### Input
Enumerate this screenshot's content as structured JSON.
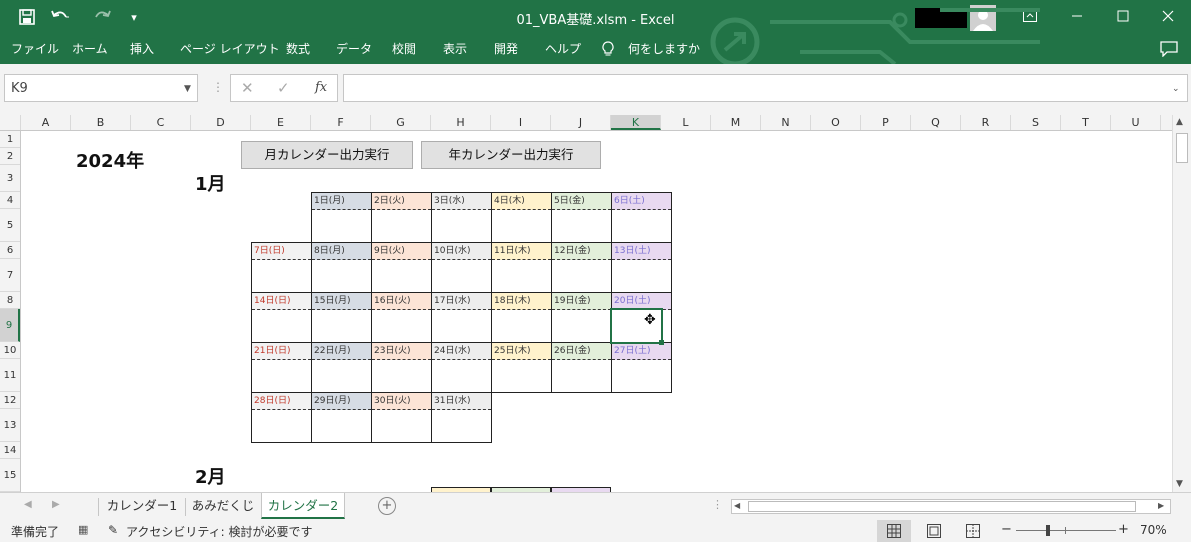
{
  "window": {
    "title": "01_VBA基礎.xlsm  -  Excel",
    "quick_access": {
      "save_icon": "save-icon",
      "undo_icon": "undo-icon",
      "redo_icon": "redo-icon",
      "more": "▾"
    }
  },
  "ribbon": {
    "tabs": [
      "ファイル",
      "ホーム",
      "挿入",
      "ページ レイアウト",
      "数式",
      "データ",
      "校閲",
      "表示",
      "開発",
      "ヘルプ"
    ],
    "tell_me": "何をしますか"
  },
  "formula_bar": {
    "name_box": "K9",
    "formula": "",
    "fx_label": "fx"
  },
  "columns": [
    "A",
    "B",
    "C",
    "D",
    "E",
    "F",
    "G",
    "H",
    "I",
    "J",
    "K",
    "L",
    "M",
    "N",
    "O",
    "P",
    "Q",
    "R",
    "S",
    "T",
    "U"
  ],
  "rows": [
    "1",
    "2",
    "3",
    "4",
    "5",
    "6",
    "7",
    "8",
    "9",
    "10",
    "11",
    "12",
    "13",
    "14",
    "15"
  ],
  "sheet": {
    "year_label": "2024年",
    "month_button": "月カレンダー出力実行",
    "year_button": "年カレンダー出力実行",
    "month1": "1月",
    "month2": "2月",
    "weeks": [
      [
        "",
        "",
        "1日(月)",
        "2日(火)",
        "3日(水)",
        "4日(木)",
        "5日(金)",
        "6日(土)"
      ],
      [
        "",
        "7日(日)",
        "8日(月)",
        "9日(火)",
        "10日(水)",
        "11日(木)",
        "12日(金)",
        "13日(土)"
      ],
      [
        "",
        "14日(日)",
        "15日(月)",
        "16日(火)",
        "17日(水)",
        "18日(木)",
        "19日(金)",
        "20日(土)"
      ],
      [
        "",
        "21日(日)",
        "22日(月)",
        "23日(火)",
        "24日(水)",
        "25日(木)",
        "26日(金)",
        "27日(土)"
      ],
      [
        "",
        "28日(日)",
        "29日(月)",
        "30日(火)",
        "31日(水)",
        "",
        "",
        ""
      ]
    ],
    "weekday_colors": {
      "sun": {
        "bg": "#f2f2f2",
        "fg": "#c0392b"
      },
      "mon": {
        "bg": "#d6dce4",
        "fg": "#333333"
      },
      "tue": {
        "bg": "#fce4d6",
        "fg": "#333333"
      },
      "wed": {
        "bg": "#ededed",
        "fg": "#333333"
      },
      "thu": {
        "bg": "#fff2cc",
        "fg": "#333333"
      },
      "fri": {
        "bg": "#e2efda",
        "fg": "#333333"
      },
      "sat": {
        "bg": "#e8d9f0",
        "fg": "#7a6fd0"
      }
    }
  },
  "sheet_tabs": [
    "カレンダー1",
    "あみだくじ",
    "カレンダー2"
  ],
  "active_tab": "カレンダー2",
  "status": {
    "ready": "準備完了",
    "accessibility": "アクセシビリティ: 検討が必要です",
    "zoom": "70%"
  }
}
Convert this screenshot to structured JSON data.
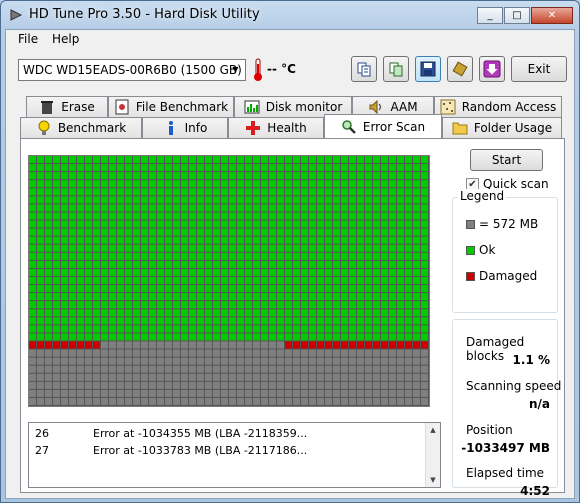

### Required task
Output a faithful copy of the data, with each picture left out.

### Exercise response
Enumerate this screenshot's content as structured JSON.
{
  "window": {
    "title": "01_VBA基礎.xlsm  -  Excel",
    "quick_access": {
      "save_icon": "save-icon",
      "undo_icon": "undo-icon",
      "redo_icon": "redo-icon",
      "more": "▾"
    }
  },
  "ribbon": {
    "tabs": [
      "ファイル",
      "ホーム",
      "挿入",
      "ページ レイアウト",
      "数式",
      "データ",
      "校閲",
      "表示",
      "開発",
      "ヘルプ"
    ],
    "tell_me": "何をしますか"
  },
  "formula_bar": {
    "name_box": "K9",
    "formula": "",
    "fx_label": "fx"
  },
  "columns": [
    "A",
    "B",
    "C",
    "D",
    "E",
    "F",
    "G",
    "H",
    "I",
    "J",
    "K",
    "L",
    "M",
    "N",
    "O",
    "P",
    "Q",
    "R",
    "S",
    "T",
    "U"
  ],
  "rows": [
    "1",
    "2",
    "3",
    "4",
    "5",
    "6",
    "7",
    "8",
    "9",
    "10",
    "11",
    "12",
    "13",
    "14",
    "15"
  ],
  "sheet": {
    "year_label": "2024年",
    "month_button": "月カレンダー出力実行",
    "year_button": "年カレンダー出力実行",
    "month1": "1月",
    "month2": "2月",
    "weeks": [
      [
        "",
        "",
        "1日(月)",
        "2日(火)",
        "3日(水)",
        "4日(木)",
        "5日(金)",
        "6日(土)"
      ],
      [
        "",
        "7日(日)",
        "8日(月)",
        "9日(火)",
        "10日(水)",
        "11日(木)",
        "12日(金)",
        "13日(土)"
      ],
      [
        "",
        "14日(日)",
        "15日(月)",
        "16日(火)",
        "17日(水)",
        "18日(木)",
        "19日(金)",
        "20日(土)"
      ],
      [
        "",
        "21日(日)",
        "22日(月)",
        "23日(火)",
        "24日(水)",
        "25日(木)",
        "26日(金)",
        "27日(土)"
      ],
      [
        "",
        "28日(日)",
        "29日(月)",
        "30日(火)",
        "31日(水)",
        "",
        "",
        ""
      ]
    ],
    "weekday_colors": {
      "sun": {
        "bg": "#f2f2f2",
        "fg": "#c0392b"
      },
      "mon": {
        "bg": "#d6dce4",
        "fg": "#333333"
      },
      "tue": {
        "bg": "#fce4d6",
        "fg": "#333333"
      },
      "wed": {
        "bg": "#ededed",
        "fg": "#333333"
      },
      "thu": {
        "bg": "#fff2cc",
        "fg": "#333333"
      },
      "fri": {
        "bg": "#e2efda",
        "fg": "#333333"
      },
      "sat": {
        "bg": "#e8d9f0",
        "fg": "#7a6fd0"
      }
    }
  },
  "sheet_tabs": [
    "カレンダー1",
    "あみだくじ",
    "カレンダー2"
  ],
  "active_tab": "カレンダー2",
  "status": {
    "ready": "準備完了",
    "accessibility": "アクセシビリティ: 検討が必要です",
    "zoom": "70%"
  }
}
Convert this screenshot to structured JSON data.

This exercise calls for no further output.